WORK TO BE COMPLETED
Every entry that follows needs to be repeated exactly.
####################
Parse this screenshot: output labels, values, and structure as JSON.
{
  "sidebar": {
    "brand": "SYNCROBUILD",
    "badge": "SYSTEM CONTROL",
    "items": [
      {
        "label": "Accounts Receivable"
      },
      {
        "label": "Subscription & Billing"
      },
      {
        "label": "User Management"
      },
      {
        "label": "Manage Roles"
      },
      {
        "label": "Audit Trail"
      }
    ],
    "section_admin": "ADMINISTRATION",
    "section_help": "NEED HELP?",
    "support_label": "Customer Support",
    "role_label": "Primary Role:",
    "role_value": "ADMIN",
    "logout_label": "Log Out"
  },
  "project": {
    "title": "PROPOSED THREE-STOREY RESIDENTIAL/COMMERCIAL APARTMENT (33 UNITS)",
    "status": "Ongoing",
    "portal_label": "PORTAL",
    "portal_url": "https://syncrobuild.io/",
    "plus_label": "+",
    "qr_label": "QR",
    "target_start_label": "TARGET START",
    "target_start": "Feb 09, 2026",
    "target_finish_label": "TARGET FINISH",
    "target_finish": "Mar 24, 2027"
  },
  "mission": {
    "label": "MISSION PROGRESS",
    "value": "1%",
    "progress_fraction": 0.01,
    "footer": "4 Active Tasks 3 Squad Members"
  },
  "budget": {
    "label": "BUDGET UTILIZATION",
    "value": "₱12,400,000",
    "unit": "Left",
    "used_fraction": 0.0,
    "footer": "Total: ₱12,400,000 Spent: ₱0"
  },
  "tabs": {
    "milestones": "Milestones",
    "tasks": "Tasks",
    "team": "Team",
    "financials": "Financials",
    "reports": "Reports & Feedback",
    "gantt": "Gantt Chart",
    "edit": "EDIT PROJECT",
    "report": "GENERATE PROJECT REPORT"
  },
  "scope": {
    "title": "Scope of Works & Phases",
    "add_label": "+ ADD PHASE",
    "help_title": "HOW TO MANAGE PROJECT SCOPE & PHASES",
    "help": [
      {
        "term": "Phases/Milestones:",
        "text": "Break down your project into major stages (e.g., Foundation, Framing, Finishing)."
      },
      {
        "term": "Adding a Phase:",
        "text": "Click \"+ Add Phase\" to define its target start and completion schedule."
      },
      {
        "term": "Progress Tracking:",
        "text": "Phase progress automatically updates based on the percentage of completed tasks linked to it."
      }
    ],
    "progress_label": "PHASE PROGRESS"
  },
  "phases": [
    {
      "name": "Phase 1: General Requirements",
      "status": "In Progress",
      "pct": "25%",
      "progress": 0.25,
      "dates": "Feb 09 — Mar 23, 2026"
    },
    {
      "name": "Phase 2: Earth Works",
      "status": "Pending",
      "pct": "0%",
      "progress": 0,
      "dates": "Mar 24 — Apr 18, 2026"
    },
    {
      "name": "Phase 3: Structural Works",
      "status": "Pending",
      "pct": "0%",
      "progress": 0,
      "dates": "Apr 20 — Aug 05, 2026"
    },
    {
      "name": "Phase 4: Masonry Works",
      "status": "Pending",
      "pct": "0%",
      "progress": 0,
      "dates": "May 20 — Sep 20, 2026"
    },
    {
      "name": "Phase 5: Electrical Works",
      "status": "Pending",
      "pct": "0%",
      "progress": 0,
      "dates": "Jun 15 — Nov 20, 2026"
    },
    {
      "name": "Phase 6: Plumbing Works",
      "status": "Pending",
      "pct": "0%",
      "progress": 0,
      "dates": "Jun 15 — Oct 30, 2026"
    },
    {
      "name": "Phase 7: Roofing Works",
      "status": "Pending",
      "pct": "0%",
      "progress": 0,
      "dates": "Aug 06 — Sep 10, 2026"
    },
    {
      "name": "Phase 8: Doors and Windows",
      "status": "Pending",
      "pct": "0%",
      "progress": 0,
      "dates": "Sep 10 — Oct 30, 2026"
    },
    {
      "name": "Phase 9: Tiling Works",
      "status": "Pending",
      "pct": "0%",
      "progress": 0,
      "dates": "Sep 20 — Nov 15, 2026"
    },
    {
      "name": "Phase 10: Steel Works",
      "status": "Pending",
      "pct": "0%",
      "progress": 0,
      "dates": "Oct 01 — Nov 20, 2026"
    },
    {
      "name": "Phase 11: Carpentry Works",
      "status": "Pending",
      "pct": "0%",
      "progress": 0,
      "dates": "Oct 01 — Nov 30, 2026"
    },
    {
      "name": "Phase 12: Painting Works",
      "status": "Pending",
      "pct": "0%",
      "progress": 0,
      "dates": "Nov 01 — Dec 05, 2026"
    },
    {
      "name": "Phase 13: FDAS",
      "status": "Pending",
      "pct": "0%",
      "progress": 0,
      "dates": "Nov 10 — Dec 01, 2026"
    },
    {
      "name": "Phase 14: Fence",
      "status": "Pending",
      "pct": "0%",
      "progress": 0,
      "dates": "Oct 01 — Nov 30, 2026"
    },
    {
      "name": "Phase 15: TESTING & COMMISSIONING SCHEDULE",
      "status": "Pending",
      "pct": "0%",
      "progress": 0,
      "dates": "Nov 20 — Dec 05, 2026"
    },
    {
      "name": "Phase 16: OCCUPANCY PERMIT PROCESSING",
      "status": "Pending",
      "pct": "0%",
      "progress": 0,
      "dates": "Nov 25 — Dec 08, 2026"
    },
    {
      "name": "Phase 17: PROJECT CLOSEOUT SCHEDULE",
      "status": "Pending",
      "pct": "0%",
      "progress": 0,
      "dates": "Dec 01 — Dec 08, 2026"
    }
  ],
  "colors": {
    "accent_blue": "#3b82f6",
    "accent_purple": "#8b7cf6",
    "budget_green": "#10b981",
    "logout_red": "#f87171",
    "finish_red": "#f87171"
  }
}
####################
FINAL RESULT
Parse this screenshot: output labels, values, and structure as JSON.
{
  "sidebar": {
    "brand": "SYNCROBUILD",
    "badge": "SYSTEM CONTROL",
    "items": [
      {
        "label": "Accounts Receivable"
      },
      {
        "label": "Subscription & Billing"
      },
      {
        "label": "User Management"
      },
      {
        "label": "Manage Roles"
      },
      {
        "label": "Audit Trail"
      }
    ],
    "section_admin": "ADMINISTRATION",
    "section_help": "NEED HELP?",
    "support_label": "Customer Support",
    "role_label": "Primary Role:",
    "role_value": "ADMIN",
    "logout_label": "Log Out"
  },
  "project": {
    "title": "PROPOSED THREE-STOREY RESIDENTIAL/COMMERCIAL APARTMENT (33 UNITS)",
    "status": "Ongoing",
    "portal_label": "PORTAL",
    "portal_url": "https://syncrobuild.io/",
    "plus_label": "+",
    "qr_label": "QR",
    "target_start_label": "TARGET START",
    "target_start": "Feb 09, 2026",
    "target_finish_label": "TARGET FINISH",
    "target_finish": "Mar 24, 2027"
  },
  "mission": {
    "label": "MISSION PROGRESS",
    "value": "1%",
    "progress_fraction": 0.01,
    "footer": "4 Active Tasks 3 Squad Members"
  },
  "budget": {
    "label": "BUDGET UTILIZATION",
    "value": "₱12,400,000",
    "unit": "Left",
    "used_fraction": 0.0,
    "footer": "Total: ₱12,400,000 Spent: ₱0"
  },
  "tabs": {
    "milestones": "Milestones",
    "tasks": "Tasks",
    "team": "Team",
    "financials": "Financials",
    "reports": "Reports & Feedback",
    "gantt": "Gantt Chart",
    "edit": "EDIT PROJECT",
    "report": "GENERATE PROJECT REPORT"
  },
  "scope": {
    "title": "Scope of Works & Phases",
    "add_label": "+ ADD PHASE",
    "help_title": "HOW TO MANAGE PROJECT SCOPE & PHASES",
    "help": [
      {
        "term": "Phases/Milestones:",
        "text": "Break down your project into major stages (e.g., Foundation, Framing, Finishing)."
      },
      {
        "term": "Adding a Phase:",
        "text": "Click \"+ Add Phase\" to define its target start and completion schedule."
      },
      {
        "term": "Progress Tracking:",
        "text": "Phase progress automatically updates based on the percentage of completed tasks linked to it."
      }
    ],
    "progress_label": "PHASE PROGRESS"
  },
  "phases": [
    {
      "name": "Phase 1: General Requirements",
      "status": "In Progress",
      "pct": "25%",
      "progress": 0.25,
      "dates": "Feb 09 — Mar 23, 2026"
    },
    {
      "name": "Phase 2: Earth Works",
      "status": "Pending",
      "pct": "0%",
      "progress": 0,
      "dates": "Mar 24 — Apr 18, 2026"
    },
    {
      "name": "Phase 3: Structural Works",
      "status": "Pending",
      "pct": "0%",
      "progress": 0,
      "dates": "Apr 20 — Aug 05, 2026"
    },
    {
      "name": "Phase 4: Masonry Works",
      "status": "Pending",
      "pct": "0%",
      "progress": 0,
      "dates": "May 20 — Sep 20, 2026"
    },
    {
      "name": "Phase 5: Electrical Works",
      "status": "Pending",
      "pct": "0%",
      "progress": 0,
      "dates": "Jun 15 — Nov 20, 2026"
    },
    {
      "name": "Phase 6: Plumbing Works",
      "status": "Pending",
      "pct": "0%",
      "progress": 0,
      "dates": "Jun 15 — Oct 30, 2026"
    },
    {
      "name": "Phase 7: Roofing Works",
      "status": "Pending",
      "pct": "0%",
      "progress": 0,
      "dates": "Aug 06 — Sep 10, 2026"
    },
    {
      "name": "Phase 8: Doors and Windows",
      "status": "Pending",
      "pct": "0%",
      "progress": 0,
      "dates": "Sep 10 — Oct 30, 2026"
    },
    {
      "name": "Phase 9: Tiling Works",
      "status": "Pending",
      "pct": "0%",
      "progress": 0,
      "dates": "Sep 20 — Nov 15, 2026"
    },
    {
      "name": "Phase 10: Steel Works",
      "status": "Pending",
      "pct": "0%",
      "progress": 0,
      "dates": "Oct 01 — Nov 20, 2026"
    },
    {
      "name": "Phase 11: Carpentry Works",
      "status": "Pending",
      "pct": "0%",
      "progress": 0,
      "dates": "Oct 01 — Nov 30, 2026"
    },
    {
      "name": "Phase 12: Painting Works",
      "status": "Pending",
      "pct": "0%",
      "progress": 0,
      "dates": "Nov 01 — Dec 05, 2026"
    },
    {
      "name": "Phase 13: FDAS",
      "status": "Pending",
      "pct": "0%",
      "progress": 0,
      "dates": "Nov 10 — Dec 01, 2026"
    },
    {
      "name": "Phase 14: Fence",
      "status": "Pending",
      "pct": "0%",
      "progress": 0,
      "dates": "Oct 01 — Nov 30, 2026"
    },
    {
      "name": "Phase 15: TESTING & COMMISSIONING SCHEDULE",
      "status": "Pending",
      "pct": "0%",
      "progress": 0,
      "dates": "Nov 20 — Dec 05, 2026"
    },
    {
      "name": "Phase 16: OCCUPANCY PERMIT PROCESSING",
      "status": "Pending",
      "pct": "0%",
      "progress": 0,
      "dates": "Nov 25 — Dec 08, 2026"
    },
    {
      "name": "Phase 17: PROJECT CLOSEOUT SCHEDULE",
      "status": "Pending",
      "pct": "0%",
      "progress": 0,
      "dates": "Dec 01 — Dec 08, 2026"
    }
  ],
  "colors": {
    "accent_blue": "#3b82f6",
    "accent_purple": "#8b7cf6",
    "budget_green": "#10b981",
    "logout_red": "#f87171",
    "finish_red": "#f87171"
  }
}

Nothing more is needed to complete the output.